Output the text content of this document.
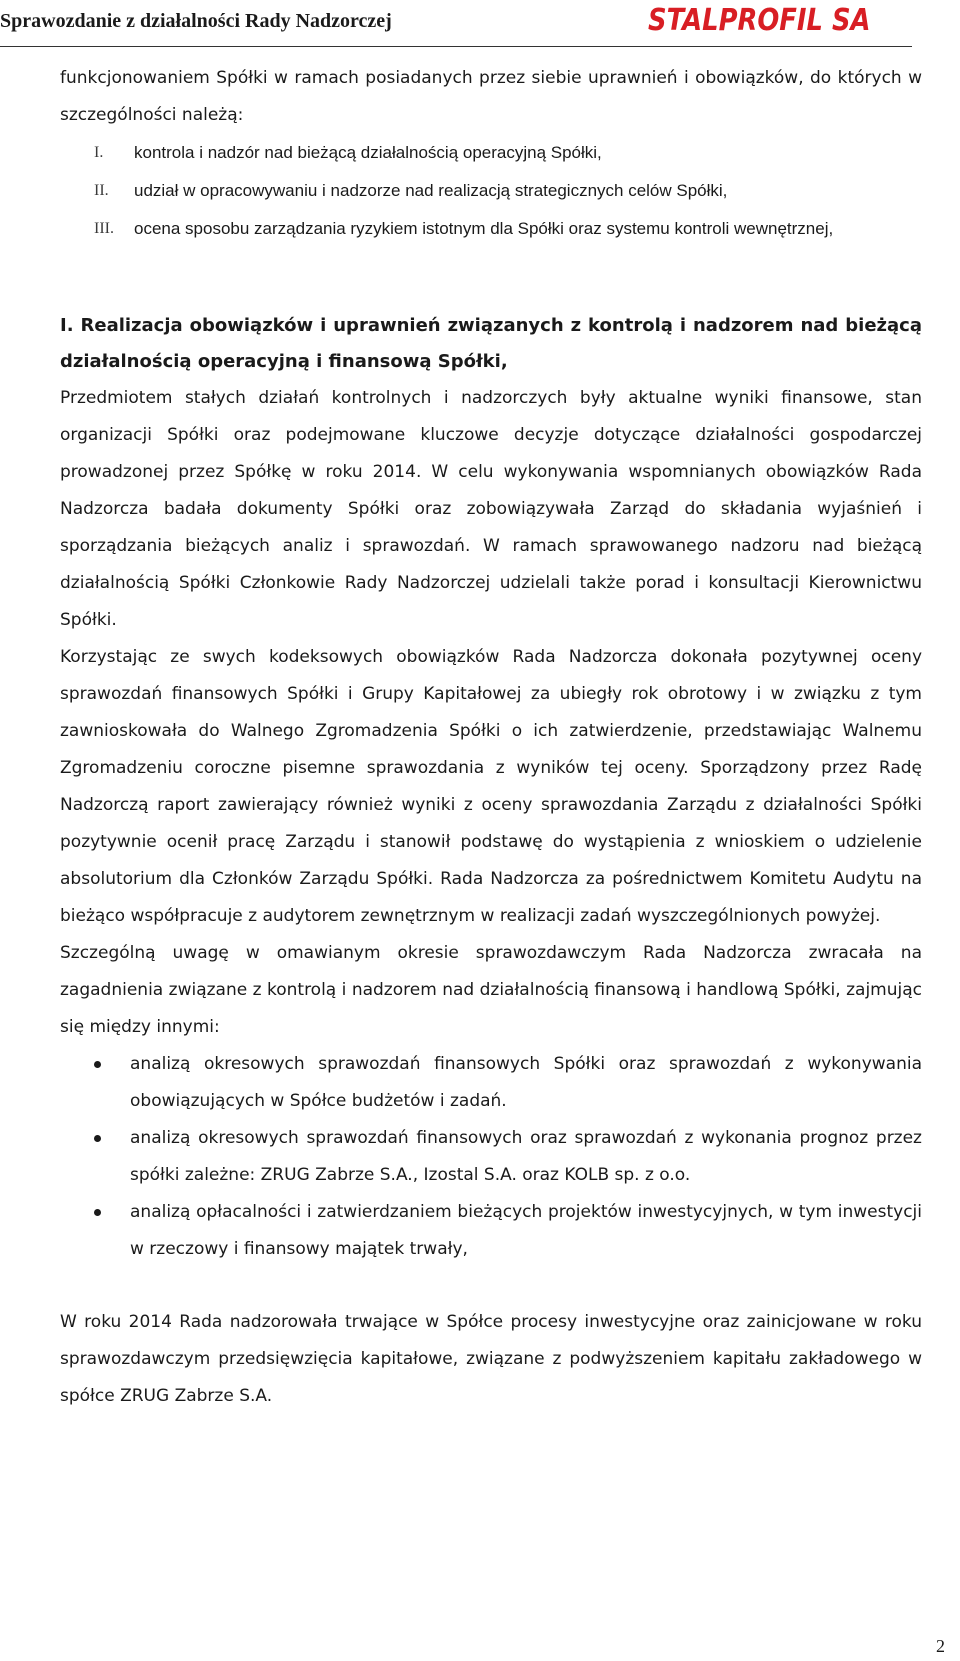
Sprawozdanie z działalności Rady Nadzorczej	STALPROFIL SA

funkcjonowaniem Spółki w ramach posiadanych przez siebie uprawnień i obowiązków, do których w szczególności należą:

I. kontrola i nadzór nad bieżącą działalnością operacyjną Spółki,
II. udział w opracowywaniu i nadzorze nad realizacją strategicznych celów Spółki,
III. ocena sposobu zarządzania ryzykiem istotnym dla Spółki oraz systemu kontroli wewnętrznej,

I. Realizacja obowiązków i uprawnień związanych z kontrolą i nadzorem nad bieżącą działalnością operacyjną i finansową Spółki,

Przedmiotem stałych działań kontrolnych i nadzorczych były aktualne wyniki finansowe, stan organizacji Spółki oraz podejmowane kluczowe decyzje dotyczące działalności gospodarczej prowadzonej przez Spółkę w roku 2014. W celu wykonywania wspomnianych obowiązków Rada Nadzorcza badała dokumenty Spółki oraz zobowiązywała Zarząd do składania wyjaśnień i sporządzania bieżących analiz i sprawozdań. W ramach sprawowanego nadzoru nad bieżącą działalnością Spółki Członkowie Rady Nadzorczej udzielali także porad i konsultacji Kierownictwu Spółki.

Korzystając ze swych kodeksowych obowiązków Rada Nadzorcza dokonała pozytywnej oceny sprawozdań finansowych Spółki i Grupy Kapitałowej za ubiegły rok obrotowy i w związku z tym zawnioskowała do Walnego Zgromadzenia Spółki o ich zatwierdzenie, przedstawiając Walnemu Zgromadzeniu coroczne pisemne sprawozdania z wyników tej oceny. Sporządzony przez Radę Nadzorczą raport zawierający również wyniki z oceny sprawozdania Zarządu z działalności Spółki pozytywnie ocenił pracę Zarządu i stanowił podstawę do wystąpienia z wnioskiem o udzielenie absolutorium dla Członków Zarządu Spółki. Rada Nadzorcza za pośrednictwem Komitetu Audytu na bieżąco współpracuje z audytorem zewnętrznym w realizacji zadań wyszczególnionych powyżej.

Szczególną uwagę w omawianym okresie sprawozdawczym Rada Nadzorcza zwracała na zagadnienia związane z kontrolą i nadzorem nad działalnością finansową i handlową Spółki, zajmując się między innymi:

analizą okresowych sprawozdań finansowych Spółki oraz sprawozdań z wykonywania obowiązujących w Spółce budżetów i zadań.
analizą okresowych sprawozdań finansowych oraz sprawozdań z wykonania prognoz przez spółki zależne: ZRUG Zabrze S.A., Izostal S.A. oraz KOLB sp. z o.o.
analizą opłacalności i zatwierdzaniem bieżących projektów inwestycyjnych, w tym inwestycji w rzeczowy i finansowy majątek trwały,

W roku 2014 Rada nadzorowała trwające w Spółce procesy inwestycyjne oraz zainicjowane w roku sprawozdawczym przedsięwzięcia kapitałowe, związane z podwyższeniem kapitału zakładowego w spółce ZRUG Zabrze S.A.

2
==
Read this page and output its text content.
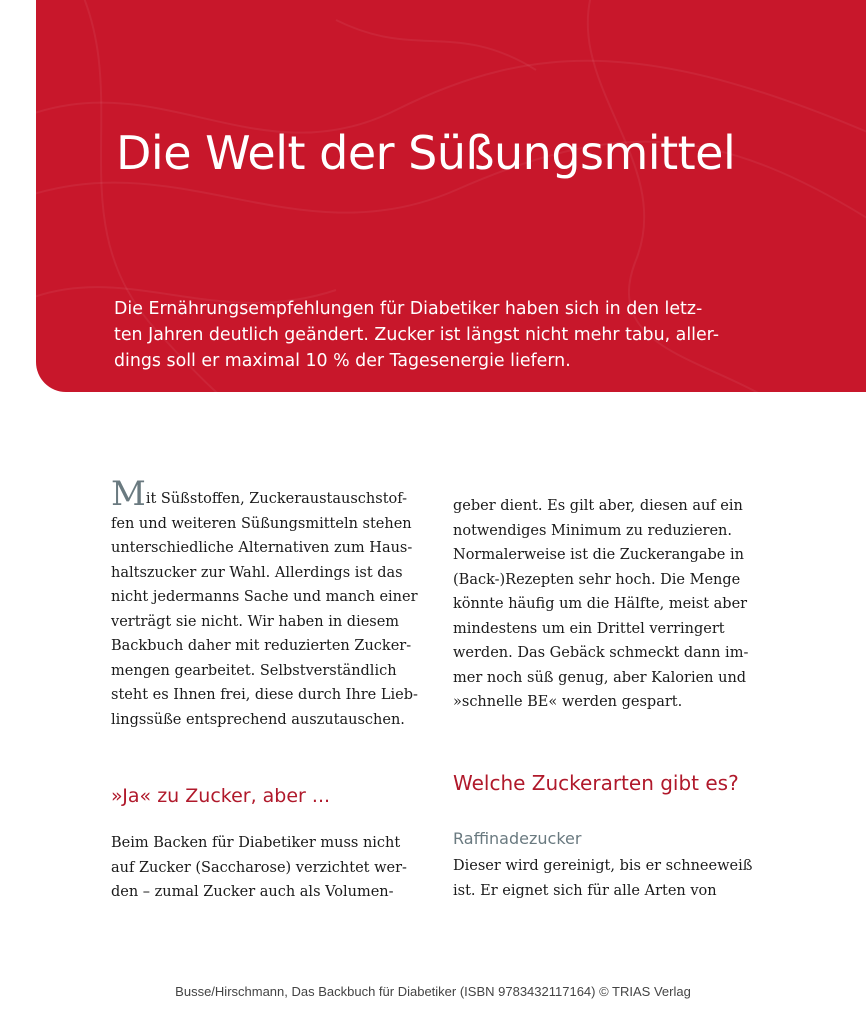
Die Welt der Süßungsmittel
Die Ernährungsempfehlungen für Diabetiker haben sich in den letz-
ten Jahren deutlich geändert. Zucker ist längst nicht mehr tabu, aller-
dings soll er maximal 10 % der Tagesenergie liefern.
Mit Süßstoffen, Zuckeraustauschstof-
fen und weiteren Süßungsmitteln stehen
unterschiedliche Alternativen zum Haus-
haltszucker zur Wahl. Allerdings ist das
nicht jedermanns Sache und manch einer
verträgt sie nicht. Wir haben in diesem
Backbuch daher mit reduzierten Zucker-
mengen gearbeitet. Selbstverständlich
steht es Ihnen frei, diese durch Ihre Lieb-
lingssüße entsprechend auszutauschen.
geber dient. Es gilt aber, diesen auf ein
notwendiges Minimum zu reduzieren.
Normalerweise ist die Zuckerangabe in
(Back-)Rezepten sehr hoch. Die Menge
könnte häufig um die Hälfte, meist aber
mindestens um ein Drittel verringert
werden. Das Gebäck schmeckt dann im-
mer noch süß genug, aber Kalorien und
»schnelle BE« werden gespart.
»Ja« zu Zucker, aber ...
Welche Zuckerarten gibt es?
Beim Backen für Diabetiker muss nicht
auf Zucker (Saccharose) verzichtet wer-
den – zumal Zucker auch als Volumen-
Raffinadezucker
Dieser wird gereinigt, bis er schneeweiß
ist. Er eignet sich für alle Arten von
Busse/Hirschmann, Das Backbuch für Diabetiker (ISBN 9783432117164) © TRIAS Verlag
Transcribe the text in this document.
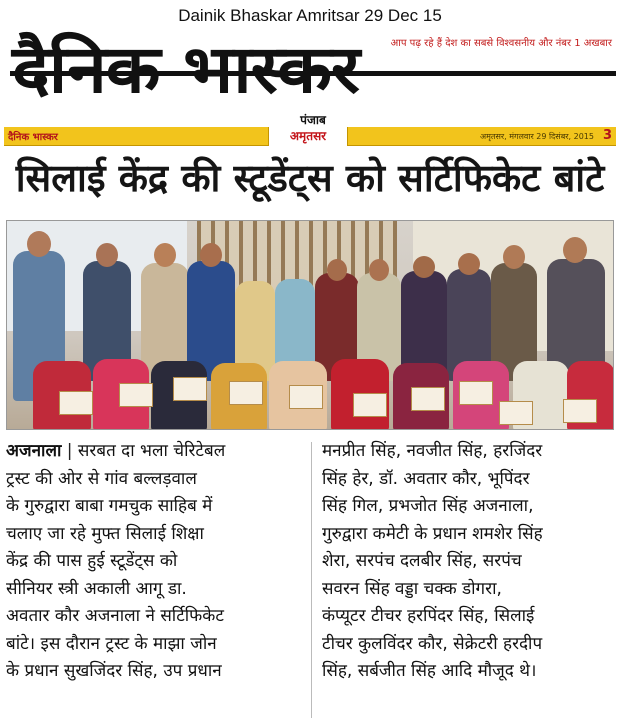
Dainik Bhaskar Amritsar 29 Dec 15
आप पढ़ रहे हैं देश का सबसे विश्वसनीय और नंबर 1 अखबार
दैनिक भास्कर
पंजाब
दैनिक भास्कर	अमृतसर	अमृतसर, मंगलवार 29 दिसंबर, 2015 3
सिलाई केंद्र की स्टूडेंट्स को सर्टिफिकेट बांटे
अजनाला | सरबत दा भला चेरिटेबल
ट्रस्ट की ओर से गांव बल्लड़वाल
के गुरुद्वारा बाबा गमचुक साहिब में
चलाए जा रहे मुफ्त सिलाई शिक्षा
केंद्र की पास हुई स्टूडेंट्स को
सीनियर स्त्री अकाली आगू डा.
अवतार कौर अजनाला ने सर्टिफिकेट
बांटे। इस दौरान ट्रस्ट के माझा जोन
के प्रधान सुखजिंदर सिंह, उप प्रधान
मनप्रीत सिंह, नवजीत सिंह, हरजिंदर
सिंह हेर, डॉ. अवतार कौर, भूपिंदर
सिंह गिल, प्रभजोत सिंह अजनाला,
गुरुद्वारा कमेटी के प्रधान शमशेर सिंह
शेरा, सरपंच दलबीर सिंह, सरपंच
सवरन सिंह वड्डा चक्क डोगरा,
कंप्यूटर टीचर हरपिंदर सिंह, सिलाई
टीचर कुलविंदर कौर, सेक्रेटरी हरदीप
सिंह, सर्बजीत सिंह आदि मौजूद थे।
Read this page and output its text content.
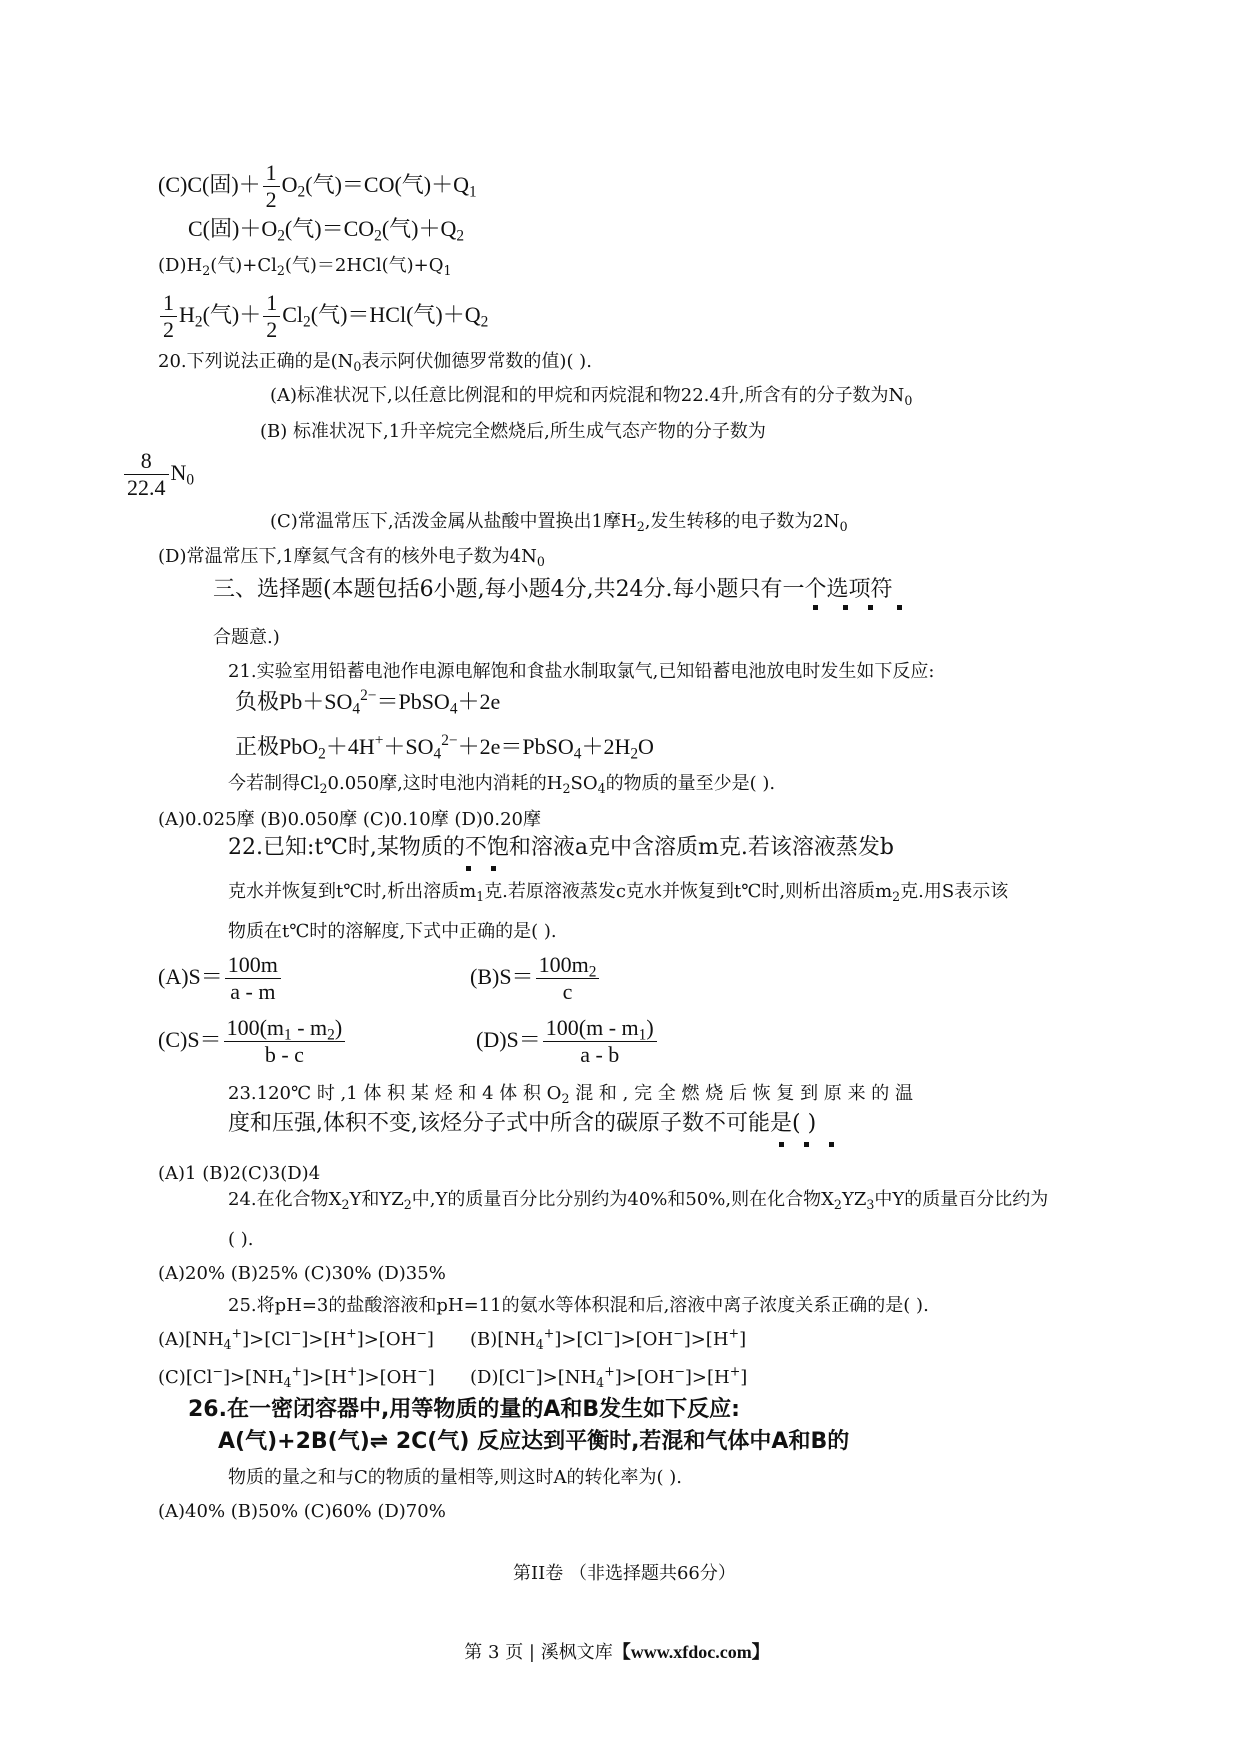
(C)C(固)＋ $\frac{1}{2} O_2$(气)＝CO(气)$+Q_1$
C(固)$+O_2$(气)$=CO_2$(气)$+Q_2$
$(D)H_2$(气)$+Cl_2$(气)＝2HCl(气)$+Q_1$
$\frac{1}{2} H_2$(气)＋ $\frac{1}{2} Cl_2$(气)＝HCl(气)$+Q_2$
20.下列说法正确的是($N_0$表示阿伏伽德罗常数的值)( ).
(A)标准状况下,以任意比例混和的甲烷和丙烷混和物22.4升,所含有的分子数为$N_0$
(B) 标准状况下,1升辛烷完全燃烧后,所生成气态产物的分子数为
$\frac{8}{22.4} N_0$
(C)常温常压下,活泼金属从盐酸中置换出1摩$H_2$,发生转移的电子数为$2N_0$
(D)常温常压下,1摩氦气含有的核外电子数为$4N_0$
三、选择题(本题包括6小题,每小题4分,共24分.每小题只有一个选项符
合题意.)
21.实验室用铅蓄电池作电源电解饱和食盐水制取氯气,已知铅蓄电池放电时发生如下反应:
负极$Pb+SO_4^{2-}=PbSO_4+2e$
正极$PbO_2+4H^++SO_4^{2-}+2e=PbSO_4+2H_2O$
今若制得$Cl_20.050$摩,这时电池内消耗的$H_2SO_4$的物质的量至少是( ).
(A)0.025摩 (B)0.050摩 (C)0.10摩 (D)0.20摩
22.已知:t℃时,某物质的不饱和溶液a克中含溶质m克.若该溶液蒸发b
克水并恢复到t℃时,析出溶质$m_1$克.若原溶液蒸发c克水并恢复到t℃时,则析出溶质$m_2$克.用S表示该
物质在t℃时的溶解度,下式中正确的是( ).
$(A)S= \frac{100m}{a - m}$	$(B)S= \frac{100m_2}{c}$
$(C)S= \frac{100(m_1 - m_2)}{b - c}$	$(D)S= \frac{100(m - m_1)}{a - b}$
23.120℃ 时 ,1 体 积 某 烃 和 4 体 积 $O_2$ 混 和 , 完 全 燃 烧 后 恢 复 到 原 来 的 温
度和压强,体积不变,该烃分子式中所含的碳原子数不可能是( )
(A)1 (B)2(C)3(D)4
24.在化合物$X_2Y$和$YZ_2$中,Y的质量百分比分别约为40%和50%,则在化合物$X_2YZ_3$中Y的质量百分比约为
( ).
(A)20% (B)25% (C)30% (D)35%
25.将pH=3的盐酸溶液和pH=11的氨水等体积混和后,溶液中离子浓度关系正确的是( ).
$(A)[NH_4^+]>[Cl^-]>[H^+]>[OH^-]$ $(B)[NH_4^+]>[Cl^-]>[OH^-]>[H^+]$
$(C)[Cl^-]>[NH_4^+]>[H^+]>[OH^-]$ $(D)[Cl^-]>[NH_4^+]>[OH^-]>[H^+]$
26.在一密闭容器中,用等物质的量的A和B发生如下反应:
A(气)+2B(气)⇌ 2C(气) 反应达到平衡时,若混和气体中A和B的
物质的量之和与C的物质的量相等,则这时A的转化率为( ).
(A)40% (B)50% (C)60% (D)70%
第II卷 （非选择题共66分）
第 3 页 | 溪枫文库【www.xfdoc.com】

• WORK REQUIRED:
Pick out and copy the lines of the entries that hold the string "Backbuch".

• EXPECTED OUTPUT:
Backbuch daher mit reduzierten Zucker-
Busse/Hirschmann, Das Backbuch für Diabetiker (ISBN 9783432117164) © TRIAS Verlag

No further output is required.